= Dataset =
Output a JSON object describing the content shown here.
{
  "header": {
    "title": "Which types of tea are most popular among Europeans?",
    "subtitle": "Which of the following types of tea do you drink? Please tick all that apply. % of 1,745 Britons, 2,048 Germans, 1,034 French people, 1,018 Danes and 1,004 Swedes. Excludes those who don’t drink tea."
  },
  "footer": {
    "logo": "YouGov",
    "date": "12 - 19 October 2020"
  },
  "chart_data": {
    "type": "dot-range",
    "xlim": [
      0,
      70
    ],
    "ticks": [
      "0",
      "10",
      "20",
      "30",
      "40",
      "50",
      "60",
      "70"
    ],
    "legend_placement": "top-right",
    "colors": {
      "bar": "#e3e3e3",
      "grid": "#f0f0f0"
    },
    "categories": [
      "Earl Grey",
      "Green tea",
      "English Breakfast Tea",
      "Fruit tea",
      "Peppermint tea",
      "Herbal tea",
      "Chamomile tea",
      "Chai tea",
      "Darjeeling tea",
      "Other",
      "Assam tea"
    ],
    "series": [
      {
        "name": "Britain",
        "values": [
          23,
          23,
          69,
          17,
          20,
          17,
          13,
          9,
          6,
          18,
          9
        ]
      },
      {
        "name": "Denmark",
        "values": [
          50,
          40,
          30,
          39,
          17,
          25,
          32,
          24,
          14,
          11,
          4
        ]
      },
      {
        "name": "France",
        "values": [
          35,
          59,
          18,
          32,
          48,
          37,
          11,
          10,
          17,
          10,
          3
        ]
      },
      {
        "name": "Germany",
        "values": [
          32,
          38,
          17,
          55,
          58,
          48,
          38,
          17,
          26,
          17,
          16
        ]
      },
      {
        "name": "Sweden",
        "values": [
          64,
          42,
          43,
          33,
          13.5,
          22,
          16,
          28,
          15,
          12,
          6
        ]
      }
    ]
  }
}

= To be done =
List every line from the entries above in which "types" appears.

= Answer to the task =
    "title": "Which types of tea are most popular among Europeans?",
    "subtitle": "Which of the following types of tea do you drink? Please tick all that apply. % of 1,745 Britons, 2,048 Germans, 1,034 French people, 1,018 Danes and 1,004 Swedes. Excludes those who don’t drink tea."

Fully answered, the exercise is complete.